Data items:

┄┄┄┄┄┄

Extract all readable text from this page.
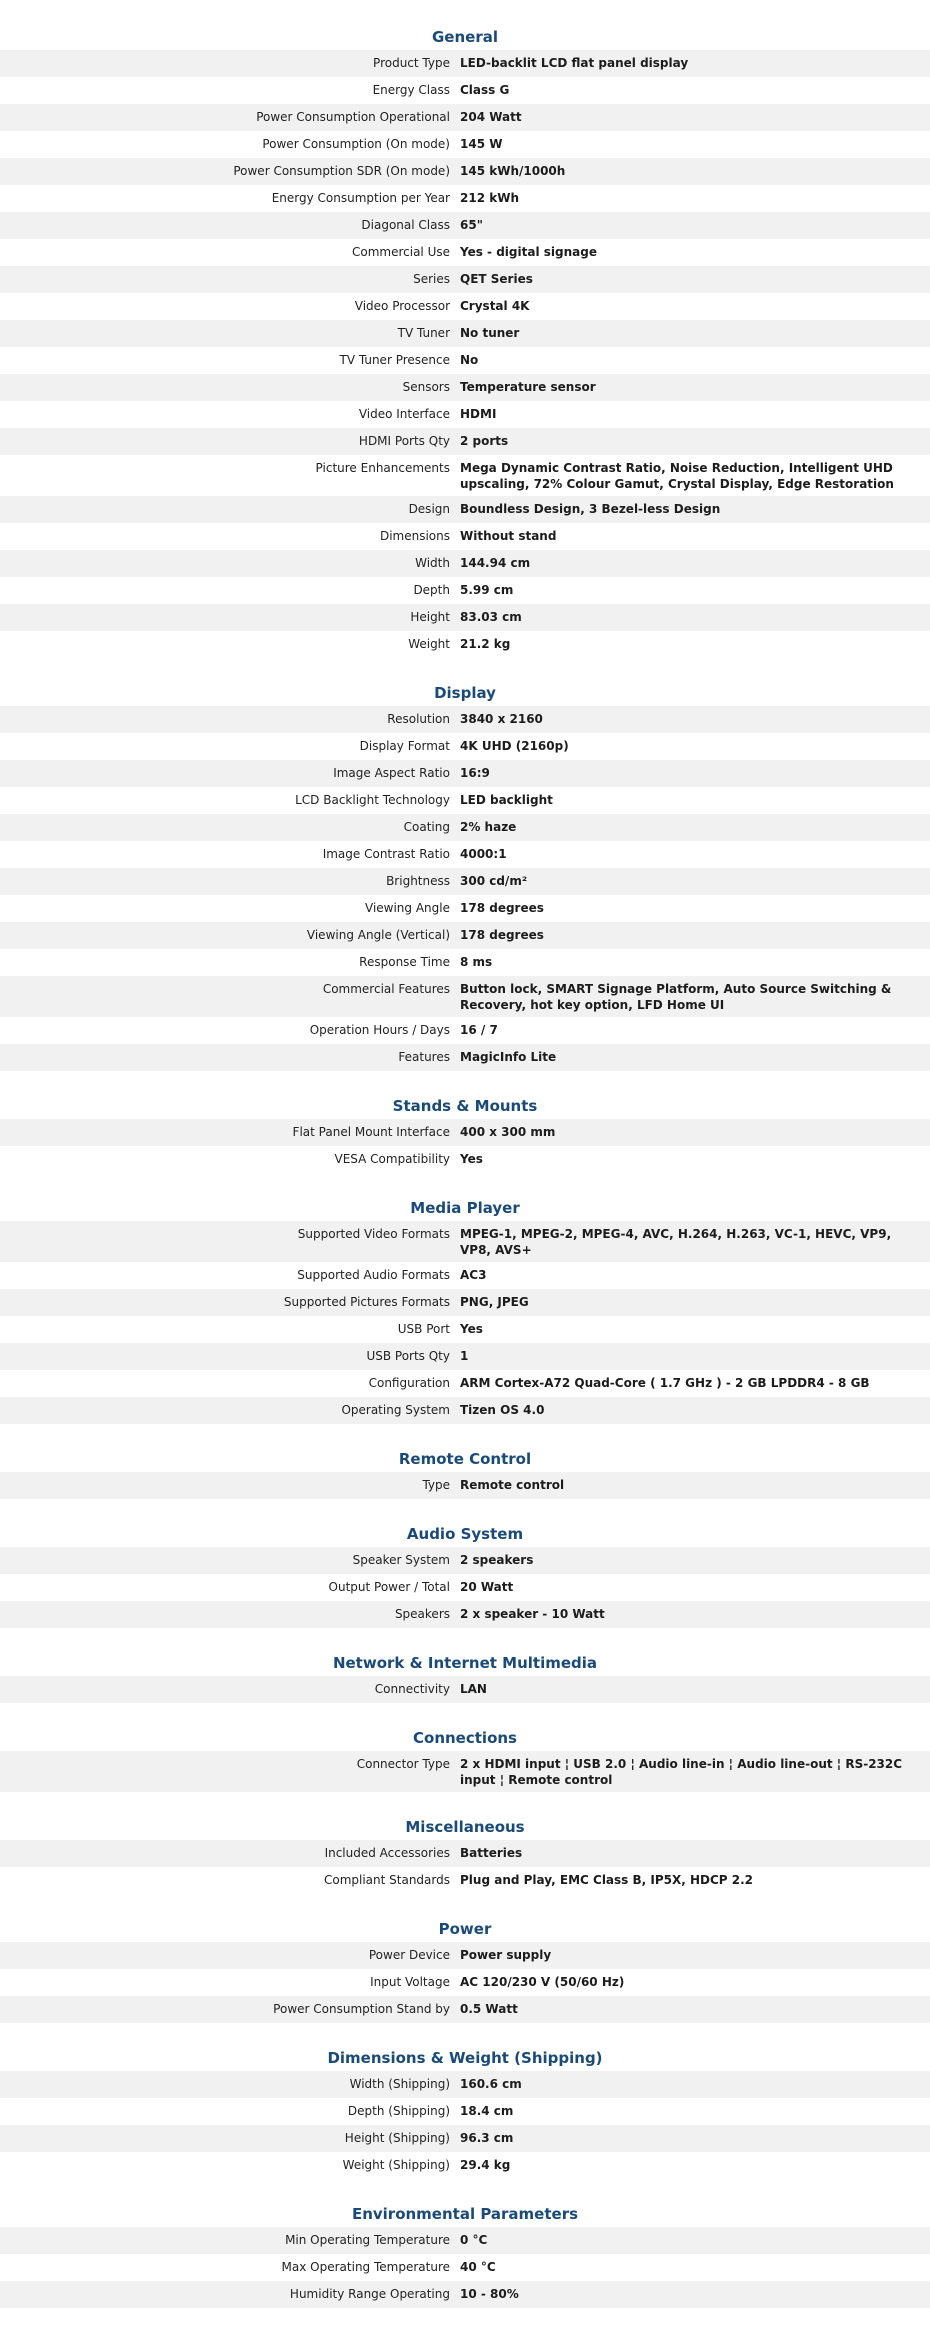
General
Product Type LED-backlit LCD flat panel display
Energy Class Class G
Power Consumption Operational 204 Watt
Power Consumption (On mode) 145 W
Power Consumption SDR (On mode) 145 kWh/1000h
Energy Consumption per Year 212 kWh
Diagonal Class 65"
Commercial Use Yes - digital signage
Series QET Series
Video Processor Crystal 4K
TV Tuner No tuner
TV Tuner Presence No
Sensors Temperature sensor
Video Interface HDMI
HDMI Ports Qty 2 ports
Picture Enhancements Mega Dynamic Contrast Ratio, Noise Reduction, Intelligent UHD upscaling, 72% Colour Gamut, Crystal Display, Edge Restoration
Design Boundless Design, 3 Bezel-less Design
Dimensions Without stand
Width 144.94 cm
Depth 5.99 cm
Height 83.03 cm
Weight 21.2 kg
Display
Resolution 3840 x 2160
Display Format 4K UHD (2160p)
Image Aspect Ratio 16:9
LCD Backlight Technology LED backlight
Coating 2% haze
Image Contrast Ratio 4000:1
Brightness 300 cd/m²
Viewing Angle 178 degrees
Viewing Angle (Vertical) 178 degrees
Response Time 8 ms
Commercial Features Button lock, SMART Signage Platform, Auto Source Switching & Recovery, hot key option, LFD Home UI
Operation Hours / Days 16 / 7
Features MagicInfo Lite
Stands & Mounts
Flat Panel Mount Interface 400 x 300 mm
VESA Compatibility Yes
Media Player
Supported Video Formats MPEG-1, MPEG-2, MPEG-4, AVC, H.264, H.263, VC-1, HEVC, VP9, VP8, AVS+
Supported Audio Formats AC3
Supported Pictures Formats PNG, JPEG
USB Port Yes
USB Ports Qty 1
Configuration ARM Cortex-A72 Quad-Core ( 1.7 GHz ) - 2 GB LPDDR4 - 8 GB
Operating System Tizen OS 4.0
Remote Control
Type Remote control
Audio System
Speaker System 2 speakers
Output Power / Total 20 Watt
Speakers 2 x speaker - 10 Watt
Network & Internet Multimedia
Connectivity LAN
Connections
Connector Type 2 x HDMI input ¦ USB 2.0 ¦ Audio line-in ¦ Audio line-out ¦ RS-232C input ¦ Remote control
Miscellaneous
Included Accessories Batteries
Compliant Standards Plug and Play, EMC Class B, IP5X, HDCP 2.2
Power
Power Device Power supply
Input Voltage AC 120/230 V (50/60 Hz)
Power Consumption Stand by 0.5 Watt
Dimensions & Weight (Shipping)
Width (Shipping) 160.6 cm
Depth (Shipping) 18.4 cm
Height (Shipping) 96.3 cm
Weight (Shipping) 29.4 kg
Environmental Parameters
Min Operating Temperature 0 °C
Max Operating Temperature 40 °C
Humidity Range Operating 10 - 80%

┄┄┄┄┄┄

* _Goal_: Show every line of the records above that contains the word "Temperature".

* _Completed exercise_:
Sensors Temperature sensor
Min Operating Temperature 0 °C
Max Operating Temperature 40 °C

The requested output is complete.